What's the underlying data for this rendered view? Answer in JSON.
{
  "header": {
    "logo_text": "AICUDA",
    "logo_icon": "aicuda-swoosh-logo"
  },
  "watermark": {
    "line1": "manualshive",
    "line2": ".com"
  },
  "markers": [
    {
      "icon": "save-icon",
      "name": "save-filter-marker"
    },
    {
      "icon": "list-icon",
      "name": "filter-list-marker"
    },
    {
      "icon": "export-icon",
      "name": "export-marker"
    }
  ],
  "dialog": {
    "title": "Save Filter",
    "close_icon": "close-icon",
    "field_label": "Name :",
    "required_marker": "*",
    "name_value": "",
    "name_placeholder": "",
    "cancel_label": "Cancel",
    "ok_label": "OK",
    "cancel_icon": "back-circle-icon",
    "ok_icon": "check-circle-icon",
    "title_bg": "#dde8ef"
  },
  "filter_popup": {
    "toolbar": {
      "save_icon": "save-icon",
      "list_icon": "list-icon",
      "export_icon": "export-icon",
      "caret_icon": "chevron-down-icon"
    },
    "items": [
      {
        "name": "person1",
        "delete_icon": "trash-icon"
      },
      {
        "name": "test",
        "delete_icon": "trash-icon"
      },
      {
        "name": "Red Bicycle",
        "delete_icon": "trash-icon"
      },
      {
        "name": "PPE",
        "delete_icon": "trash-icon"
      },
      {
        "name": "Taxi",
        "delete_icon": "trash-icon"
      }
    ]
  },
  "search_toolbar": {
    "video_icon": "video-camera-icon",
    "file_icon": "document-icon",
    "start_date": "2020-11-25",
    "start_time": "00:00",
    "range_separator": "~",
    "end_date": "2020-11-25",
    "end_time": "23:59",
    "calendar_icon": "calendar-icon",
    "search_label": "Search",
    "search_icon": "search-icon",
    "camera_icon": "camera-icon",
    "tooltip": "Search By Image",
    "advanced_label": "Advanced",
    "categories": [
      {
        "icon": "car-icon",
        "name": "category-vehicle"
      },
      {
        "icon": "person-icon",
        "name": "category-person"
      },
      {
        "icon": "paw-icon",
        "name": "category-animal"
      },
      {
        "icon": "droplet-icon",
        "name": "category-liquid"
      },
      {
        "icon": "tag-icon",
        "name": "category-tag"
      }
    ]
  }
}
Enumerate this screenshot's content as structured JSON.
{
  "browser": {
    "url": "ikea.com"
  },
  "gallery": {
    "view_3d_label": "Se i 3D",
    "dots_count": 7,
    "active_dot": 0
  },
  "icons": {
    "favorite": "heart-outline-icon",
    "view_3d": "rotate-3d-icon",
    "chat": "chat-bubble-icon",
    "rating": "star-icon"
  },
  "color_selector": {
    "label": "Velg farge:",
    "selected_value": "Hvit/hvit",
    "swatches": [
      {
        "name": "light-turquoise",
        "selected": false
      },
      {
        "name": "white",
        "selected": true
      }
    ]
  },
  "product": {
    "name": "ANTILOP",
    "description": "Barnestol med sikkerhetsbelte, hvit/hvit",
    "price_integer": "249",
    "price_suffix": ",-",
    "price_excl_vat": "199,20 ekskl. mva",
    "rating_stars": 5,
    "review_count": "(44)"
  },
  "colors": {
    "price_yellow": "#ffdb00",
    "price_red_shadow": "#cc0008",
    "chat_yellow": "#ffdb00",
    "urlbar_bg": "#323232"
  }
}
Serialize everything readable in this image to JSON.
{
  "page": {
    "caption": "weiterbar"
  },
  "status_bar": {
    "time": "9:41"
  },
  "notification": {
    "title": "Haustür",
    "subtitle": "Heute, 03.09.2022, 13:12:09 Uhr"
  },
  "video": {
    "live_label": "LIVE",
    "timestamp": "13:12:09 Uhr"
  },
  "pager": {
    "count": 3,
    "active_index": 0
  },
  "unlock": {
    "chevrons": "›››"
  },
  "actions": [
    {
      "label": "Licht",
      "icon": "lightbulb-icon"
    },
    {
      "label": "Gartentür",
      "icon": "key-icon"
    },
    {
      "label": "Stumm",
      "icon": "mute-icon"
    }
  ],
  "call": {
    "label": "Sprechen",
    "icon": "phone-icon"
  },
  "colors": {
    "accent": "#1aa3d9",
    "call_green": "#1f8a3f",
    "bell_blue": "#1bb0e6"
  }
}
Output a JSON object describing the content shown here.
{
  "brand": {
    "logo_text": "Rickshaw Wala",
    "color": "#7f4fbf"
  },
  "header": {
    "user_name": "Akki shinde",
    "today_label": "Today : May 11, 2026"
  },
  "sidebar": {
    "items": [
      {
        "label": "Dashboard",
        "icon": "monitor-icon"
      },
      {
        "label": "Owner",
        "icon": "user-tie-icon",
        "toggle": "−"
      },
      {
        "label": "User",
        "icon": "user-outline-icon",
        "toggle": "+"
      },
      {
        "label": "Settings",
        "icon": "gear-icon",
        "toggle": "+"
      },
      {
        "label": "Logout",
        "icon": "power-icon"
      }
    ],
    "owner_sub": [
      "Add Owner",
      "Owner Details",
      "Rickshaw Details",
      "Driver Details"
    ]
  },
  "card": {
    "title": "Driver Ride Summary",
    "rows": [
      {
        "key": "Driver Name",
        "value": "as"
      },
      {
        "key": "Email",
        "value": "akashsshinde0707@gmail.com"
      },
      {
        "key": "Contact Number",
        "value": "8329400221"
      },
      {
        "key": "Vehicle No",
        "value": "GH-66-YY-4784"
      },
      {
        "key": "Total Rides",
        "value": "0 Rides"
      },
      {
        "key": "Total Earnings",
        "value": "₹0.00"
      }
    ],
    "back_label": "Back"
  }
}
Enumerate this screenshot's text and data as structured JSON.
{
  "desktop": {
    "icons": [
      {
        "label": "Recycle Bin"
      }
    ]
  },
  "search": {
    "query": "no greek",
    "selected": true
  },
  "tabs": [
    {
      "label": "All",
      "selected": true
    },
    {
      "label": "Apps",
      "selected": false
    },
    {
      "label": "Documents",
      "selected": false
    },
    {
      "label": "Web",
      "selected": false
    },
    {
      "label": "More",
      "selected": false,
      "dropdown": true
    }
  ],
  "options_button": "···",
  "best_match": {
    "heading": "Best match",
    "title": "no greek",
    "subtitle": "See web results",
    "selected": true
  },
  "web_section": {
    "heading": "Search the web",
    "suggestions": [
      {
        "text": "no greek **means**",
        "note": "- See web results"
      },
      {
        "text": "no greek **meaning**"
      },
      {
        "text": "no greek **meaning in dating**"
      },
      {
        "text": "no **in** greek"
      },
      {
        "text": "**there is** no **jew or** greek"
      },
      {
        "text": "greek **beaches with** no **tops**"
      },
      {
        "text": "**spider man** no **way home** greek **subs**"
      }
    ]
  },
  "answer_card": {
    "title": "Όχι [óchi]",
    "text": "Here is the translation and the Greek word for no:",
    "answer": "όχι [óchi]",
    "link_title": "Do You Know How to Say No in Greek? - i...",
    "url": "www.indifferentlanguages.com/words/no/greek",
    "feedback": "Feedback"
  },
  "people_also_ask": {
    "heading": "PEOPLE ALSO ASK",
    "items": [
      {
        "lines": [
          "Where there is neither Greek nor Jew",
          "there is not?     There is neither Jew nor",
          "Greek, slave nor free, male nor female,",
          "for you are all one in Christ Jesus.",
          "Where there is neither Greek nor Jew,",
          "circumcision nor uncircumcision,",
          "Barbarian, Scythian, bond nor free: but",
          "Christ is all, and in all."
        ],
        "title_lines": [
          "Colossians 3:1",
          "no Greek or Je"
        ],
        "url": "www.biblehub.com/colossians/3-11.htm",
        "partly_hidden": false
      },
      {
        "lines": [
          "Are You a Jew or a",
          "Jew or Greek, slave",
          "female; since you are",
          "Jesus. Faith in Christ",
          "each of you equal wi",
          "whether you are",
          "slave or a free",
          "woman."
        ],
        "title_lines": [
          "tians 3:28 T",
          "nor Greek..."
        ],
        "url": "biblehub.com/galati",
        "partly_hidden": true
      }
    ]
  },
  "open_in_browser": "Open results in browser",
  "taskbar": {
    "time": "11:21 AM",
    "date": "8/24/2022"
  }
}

+++

• WHAT TO DO:
Extract every line from the records above that contains the word "list".

• THE REPLY:
      "icon": "list-icon",
      "name": "filter-list-marker"
      "list_icon": "list-icon",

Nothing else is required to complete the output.